Supplied material →
* Begin *

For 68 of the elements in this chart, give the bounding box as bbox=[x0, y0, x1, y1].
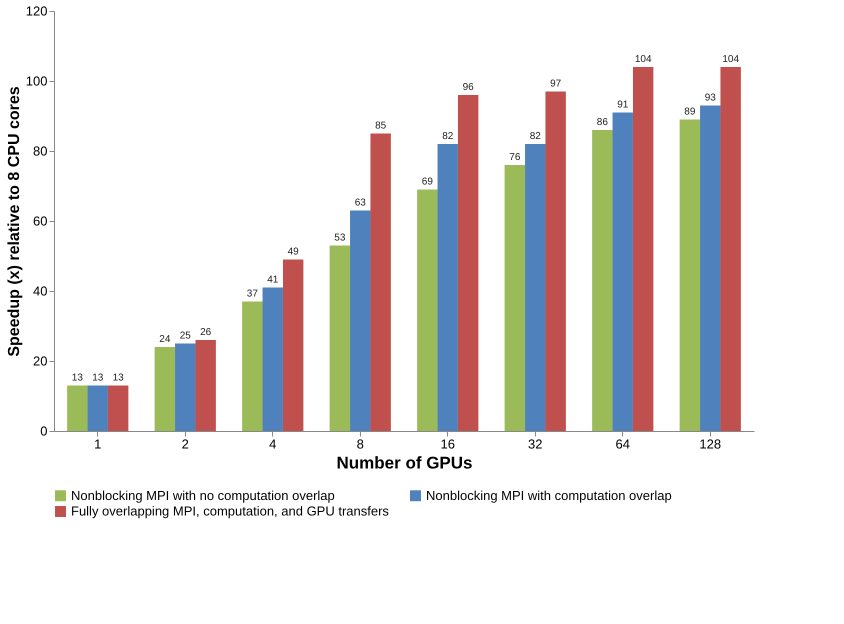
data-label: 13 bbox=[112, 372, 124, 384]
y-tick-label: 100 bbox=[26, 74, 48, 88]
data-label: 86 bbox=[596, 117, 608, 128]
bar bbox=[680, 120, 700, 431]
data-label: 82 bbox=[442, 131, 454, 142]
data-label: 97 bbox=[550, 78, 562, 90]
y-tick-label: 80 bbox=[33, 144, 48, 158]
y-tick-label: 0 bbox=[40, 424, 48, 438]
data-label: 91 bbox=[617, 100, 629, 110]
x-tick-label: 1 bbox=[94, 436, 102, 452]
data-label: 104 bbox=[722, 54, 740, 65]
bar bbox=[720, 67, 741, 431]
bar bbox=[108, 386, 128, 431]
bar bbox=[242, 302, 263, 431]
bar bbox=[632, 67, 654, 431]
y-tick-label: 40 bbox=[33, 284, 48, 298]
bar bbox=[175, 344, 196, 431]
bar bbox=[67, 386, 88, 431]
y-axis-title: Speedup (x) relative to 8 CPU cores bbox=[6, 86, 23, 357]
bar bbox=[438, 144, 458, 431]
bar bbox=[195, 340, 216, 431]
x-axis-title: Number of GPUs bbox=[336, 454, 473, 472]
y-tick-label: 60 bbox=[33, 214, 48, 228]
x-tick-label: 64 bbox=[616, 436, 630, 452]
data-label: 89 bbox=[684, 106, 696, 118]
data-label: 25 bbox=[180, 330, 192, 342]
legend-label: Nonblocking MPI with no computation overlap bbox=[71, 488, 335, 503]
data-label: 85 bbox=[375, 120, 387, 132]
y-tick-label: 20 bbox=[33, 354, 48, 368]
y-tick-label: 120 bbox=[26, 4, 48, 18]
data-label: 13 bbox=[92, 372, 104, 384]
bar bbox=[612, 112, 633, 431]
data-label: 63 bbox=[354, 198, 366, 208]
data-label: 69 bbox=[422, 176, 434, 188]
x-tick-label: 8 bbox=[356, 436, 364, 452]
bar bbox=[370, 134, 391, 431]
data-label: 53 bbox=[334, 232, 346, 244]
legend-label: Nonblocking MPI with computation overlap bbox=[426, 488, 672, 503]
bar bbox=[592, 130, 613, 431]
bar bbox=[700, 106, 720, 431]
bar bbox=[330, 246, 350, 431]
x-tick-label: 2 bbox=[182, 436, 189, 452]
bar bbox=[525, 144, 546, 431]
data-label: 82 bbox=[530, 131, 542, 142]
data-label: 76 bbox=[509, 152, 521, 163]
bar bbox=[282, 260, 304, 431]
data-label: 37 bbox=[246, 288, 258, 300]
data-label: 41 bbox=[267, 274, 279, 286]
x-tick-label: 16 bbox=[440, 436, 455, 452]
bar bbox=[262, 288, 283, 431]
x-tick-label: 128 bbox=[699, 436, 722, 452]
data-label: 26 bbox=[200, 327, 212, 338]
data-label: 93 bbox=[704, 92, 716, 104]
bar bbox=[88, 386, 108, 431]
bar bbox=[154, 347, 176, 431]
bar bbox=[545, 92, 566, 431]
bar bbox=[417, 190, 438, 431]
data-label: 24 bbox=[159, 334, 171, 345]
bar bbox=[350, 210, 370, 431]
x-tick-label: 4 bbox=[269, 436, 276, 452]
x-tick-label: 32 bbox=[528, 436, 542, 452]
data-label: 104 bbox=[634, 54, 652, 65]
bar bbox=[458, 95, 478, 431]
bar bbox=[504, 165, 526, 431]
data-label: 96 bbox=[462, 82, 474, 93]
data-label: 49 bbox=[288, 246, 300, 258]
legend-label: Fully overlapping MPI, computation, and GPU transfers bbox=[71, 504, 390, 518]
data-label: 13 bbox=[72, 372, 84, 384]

* End *

Reproduce the data lines verbatim, starting with the line containing "data-label: 13 bbox=[112, 372, 124, 384]" and ending with the line containing "x-tick-label: 128 bbox=[699, 436, 722, 452]", both included.

data-label: 13 bbox=[112, 372, 124, 384]
y-tick-label: 100 bbox=[26, 74, 48, 88]
data-label: 86 bbox=[596, 117, 608, 128]
bar bbox=[680, 120, 700, 431]
data-label: 82 bbox=[442, 131, 454, 142]
data-label: 97 bbox=[550, 78, 562, 90]
y-tick-label: 80 bbox=[33, 144, 48, 158]
y-tick-label: 0 bbox=[40, 424, 48, 438]
data-label: 91 bbox=[617, 100, 629, 110]
x-tick-label: 1 bbox=[94, 436, 102, 452]
data-label: 104 bbox=[722, 54, 740, 65]
bar bbox=[720, 67, 741, 431]
bar bbox=[108, 386, 128, 431]
bar bbox=[242, 302, 263, 431]
bar bbox=[632, 67, 654, 431]
y-tick-label: 40 bbox=[33, 284, 48, 298]
bar bbox=[175, 344, 196, 431]
bar bbox=[67, 386, 88, 431]
y-axis-title: Speedup (x) relative to 8 CPU cores bbox=[6, 86, 23, 357]
bar bbox=[438, 144, 458, 431]
bar bbox=[195, 340, 216, 431]
x-axis-title: Number of GPUs bbox=[336, 454, 473, 472]
y-tick-label: 60 bbox=[33, 214, 48, 228]
x-tick-label: 64 bbox=[616, 436, 630, 452]
data-label: 89 bbox=[684, 106, 696, 118]
data-label: 25 bbox=[180, 330, 192, 342]
legend-label: Nonblocking MPI with no computation overlap bbox=[71, 488, 335, 503]
data-label: 85 bbox=[375, 120, 387, 132]
y-tick-label: 20 bbox=[33, 354, 48, 368]
y-tick-label: 120 bbox=[26, 4, 48, 18]
data-label: 13 bbox=[92, 372, 104, 384]
bar bbox=[612, 112, 633, 431]
data-label: 63 bbox=[354, 198, 366, 208]
data-label: 69 bbox=[422, 176, 434, 188]
x-tick-label: 8 bbox=[356, 436, 364, 452]
bar bbox=[370, 134, 391, 431]
data-label: 53 bbox=[334, 232, 346, 244]
legend-label: Nonblocking MPI with computation overlap bbox=[426, 488, 672, 503]
bar bbox=[592, 130, 613, 431]
bar bbox=[700, 106, 720, 431]
bar bbox=[330, 246, 350, 431]
x-tick-label: 2 bbox=[182, 436, 189, 452]
bar bbox=[525, 144, 546, 431]
data-label: 82 bbox=[530, 131, 542, 142]
data-label: 76 bbox=[509, 152, 521, 163]
bar bbox=[282, 260, 304, 431]
data-label: 37 bbox=[246, 288, 258, 300]
data-label: 41 bbox=[267, 274, 279, 286]
x-tick-label: 16 bbox=[440, 436, 455, 452]
bar bbox=[262, 288, 283, 431]
x-tick-label: 128 bbox=[699, 436, 722, 452]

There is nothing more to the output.